(Entries with figure data)
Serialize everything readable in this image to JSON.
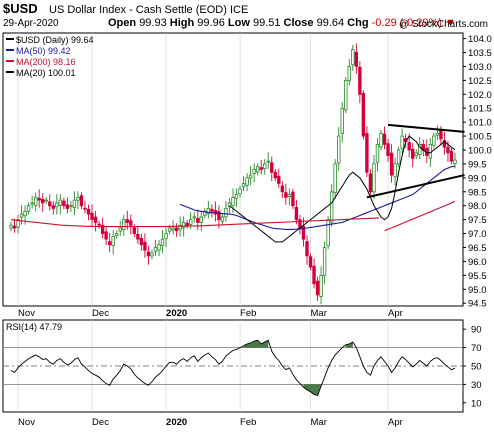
{
  "header": {
    "symbol": "$USD",
    "name": "US Dollar Index - Cash Settle (EOD) ICE",
    "date": "29-Apr-2020",
    "open_label": "Open",
    "open": "99.93",
    "high_label": "High",
    "high": "99.96",
    "low_label": "Low",
    "low": "99.51",
    "close_label": "Close",
    "close": "99.64",
    "chg_label": "Chg",
    "chg": "-0.29 (-0.29%)",
    "chg_arrow": "▼",
    "watermark": "@ StockCharts.com"
  },
  "colors": {
    "up": "#2a8a2a",
    "down": "#d4003c",
    "ma50": "#1a1aa0",
    "ma200": "#c8102e",
    "ma20": "#000000",
    "rsi_fill": "#4a7a4a"
  },
  "chart_data": [
    {
      "type": "candlestick",
      "legend": [
        {
          "label": "$USD (Daily) 99.64",
          "color": "#000000"
        },
        {
          "label": "MA(50) 99.42",
          "color": "#1a1aa0"
        },
        {
          "label": "MA(200) 98.16",
          "color": "#c8102e"
        },
        {
          "label": "MA(20) 100.01",
          "color": "#000000"
        }
      ],
      "ylim": [
        94.4,
        104.2
      ],
      "y_ticks": [
        94.5,
        95.0,
        95.5,
        96.0,
        96.5,
        97.0,
        97.5,
        98.0,
        98.5,
        99.0,
        99.5,
        100.0,
        100.5,
        101.0,
        101.5,
        102.0,
        102.5,
        103.0,
        103.5,
        104.0
      ],
      "x_labels": [
        {
          "label": "Nov",
          "index": 2
        },
        {
          "label": "Dec",
          "index": 23
        },
        {
          "label": "2020",
          "index": 44,
          "bold": true
        },
        {
          "label": "Feb",
          "index": 65
        },
        {
          "label": "Mar",
          "index": 85
        },
        {
          "label": "Apr",
          "index": 107
        }
      ],
      "n": 127,
      "closes": [
        97.3,
        97.2,
        97.5,
        97.7,
        97.8,
        98.0,
        98.1,
        98.3,
        98.2,
        98.1,
        98.2,
        98.0,
        97.9,
        98.1,
        98.2,
        98.0,
        97.9,
        98.0,
        98.2,
        98.3,
        98.0,
        97.9,
        97.7,
        97.5,
        97.4,
        97.3,
        97.0,
        96.8,
        96.6,
        96.9,
        97.0,
        97.2,
        97.5,
        97.4,
        97.3,
        97.0,
        96.8,
        96.6,
        96.4,
        96.2,
        96.3,
        96.5,
        96.6,
        96.8,
        97.0,
        97.2,
        97.2,
        97.1,
        97.3,
        97.4,
        97.3,
        97.5,
        97.6,
        97.4,
        97.6,
        97.8,
        97.9,
        97.8,
        97.7,
        97.5,
        97.6,
        97.9,
        98.1,
        98.3,
        98.4,
        98.6,
        98.8,
        99.0,
        99.1,
        99.3,
        99.4,
        99.3,
        99.5,
        99.6,
        99.2,
        99.0,
        98.8,
        98.5,
        98.3,
        98.4,
        98.0,
        97.5,
        97.2,
        96.8,
        96.2,
        95.8,
        95.2,
        94.8,
        95.5,
        96.5,
        97.5,
        98.5,
        99.5,
        100.5,
        101.5,
        102.5,
        103.0,
        103.6,
        103.0,
        102.0,
        100.5,
        99.2,
        98.5,
        99.5,
        100.2,
        100.6,
        100.2,
        99.8,
        99.1,
        99.5,
        100.0,
        100.5,
        100.3,
        100.0,
        99.7,
        99.9,
        100.2,
        100.0,
        99.8,
        100.2,
        100.5,
        100.6,
        100.4,
        100.1,
        99.9,
        99.6,
        99.64
      ],
      "ma_series": [
        {
          "name": "MA(50)",
          "color": "#1a1aa0",
          "values": [
            98.05,
            98.0,
            97.95,
            97.9,
            97.85,
            97.82,
            97.8,
            97.78,
            97.76,
            97.75,
            97.74,
            97.73,
            97.72,
            97.71,
            97.7,
            97.68,
            97.65,
            97.6,
            97.55,
            97.5,
            97.45,
            97.4,
            97.36,
            97.32,
            97.28,
            97.24,
            97.2,
            97.18,
            97.17,
            97.16,
            97.15,
            97.15,
            97.15,
            97.16,
            97.17,
            97.18,
            97.2,
            97.22,
            97.24,
            97.26,
            97.28,
            97.3,
            97.32,
            97.34,
            97.36,
            97.38,
            97.4,
            97.45,
            97.5,
            97.55,
            97.6,
            97.65,
            97.7,
            97.75,
            97.8,
            97.85,
            97.9,
            97.95,
            98.0,
            98.05,
            98.1,
            98.15,
            98.2,
            98.25,
            98.3,
            98.35,
            98.4,
            98.5,
            98.6,
            98.7,
            98.8,
            98.9,
            99.0,
            99.1,
            99.2,
            99.3,
            99.35,
            99.4,
            99.42
          ],
          "start": 48
        },
        {
          "name": "MA(200)",
          "color": "#c8102e",
          "values": [
            97.1,
            97.15,
            97.2,
            97.25,
            97.3,
            97.35,
            97.4,
            97.45,
            97.5,
            97.55,
            97.6,
            97.65,
            97.7,
            97.75,
            97.8,
            97.85,
            97.9,
            97.95,
            98.0,
            98.05,
            98.1,
            98.16
          ],
          "start": 106,
          "prefix_from": 97.1
        },
        {
          "name": "MA(20)",
          "color": "#000000",
          "values": [
            98.0,
            97.9,
            97.8,
            97.7,
            97.6,
            97.5,
            97.4,
            97.3,
            97.2,
            97.1,
            97.0,
            96.9,
            96.8,
            96.7,
            96.7,
            96.7,
            96.8,
            96.9,
            97.0,
            97.1,
            97.2,
            97.3,
            97.4,
            97.5,
            97.6,
            97.7,
            97.8,
            97.9,
            98.0,
            98.1,
            98.3,
            98.5,
            98.7,
            98.9,
            99.1,
            99.2,
            99.1,
            99.0,
            98.8,
            98.6,
            98.3,
            98.0,
            97.8,
            97.6,
            97.5,
            97.6,
            97.9,
            98.5,
            99.2,
            99.8,
            100.3,
            100.5,
            100.4,
            100.3,
            100.1,
            100.0,
            99.9,
            99.9,
            100.0,
            100.1,
            100.2,
            100.3,
            100.2,
            100.1,
            100.01
          ],
          "start": 62
        },
        {
          "name": "MA200_early",
          "color": "#c8102e",
          "values": [
            97.5,
            97.45,
            97.4,
            97.35,
            97.3,
            97.28,
            97.26,
            97.25,
            97.25,
            97.25,
            97.25,
            97.25,
            97.25,
            97.26,
            97.27,
            97.28,
            97.3,
            97.32,
            97.34,
            97.36,
            97.38,
            97.4,
            97.42,
            97.44,
            97.46,
            97.48,
            97.5,
            97.52,
            97.54,
            97.56
          ],
          "start": 0,
          "step": 3.6
        }
      ],
      "trendlines": [
        {
          "from": [
            107,
            100.9
          ],
          "to": [
            127,
            100.65
          ]
        },
        {
          "from": [
            101,
            98.3
          ],
          "to": [
            127,
            99.1
          ]
        }
      ]
    },
    {
      "type": "line",
      "legend": [
        {
          "label": "RSI(14) 47.79",
          "color": "#000000"
        }
      ],
      "ylim": [
        0,
        100
      ],
      "y_ticks": [
        10,
        30,
        50,
        70,
        90
      ],
      "reference_lines": [
        30,
        50,
        70
      ],
      "values": [
        45,
        43,
        48,
        52,
        55,
        58,
        60,
        62,
        60,
        57,
        58,
        54,
        52,
        56,
        58,
        54,
        51,
        53,
        57,
        59,
        52,
        49,
        45,
        42,
        40,
        38,
        34,
        31,
        29,
        36,
        40,
        45,
        52,
        50,
        47,
        41,
        37,
        34,
        31,
        29,
        33,
        38,
        41,
        45,
        50,
        54,
        54,
        52,
        56,
        58,
        55,
        59,
        61,
        55,
        59,
        62,
        64,
        60,
        57,
        52,
        55,
        61,
        64,
        67,
        68,
        70,
        72,
        74,
        75,
        77,
        78,
        74,
        76,
        78,
        66,
        60,
        56,
        50,
        46,
        48,
        41,
        35,
        31,
        27,
        24,
        22,
        19,
        18,
        28,
        38,
        48,
        56,
        62,
        66,
        70,
        73,
        74,
        76,
        70,
        60,
        50,
        43,
        40,
        50,
        56,
        60,
        55,
        50,
        43,
        48,
        55,
        60,
        57,
        53,
        49,
        52,
        56,
        53,
        50,
        55,
        58,
        59,
        56,
        52,
        49,
        46,
        47.79
      ]
    }
  ]
}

**Aim:**
Locate the string "name" in the listing above and copy every line where it occurs.

**Response below:**
    "name": "US Dollar Index - Cash Settle (EOD) ICE",
          "name": "MA(50)",
          "name": "MA(200)",
          "name": "MA(20)",
          "name": "MA200_early",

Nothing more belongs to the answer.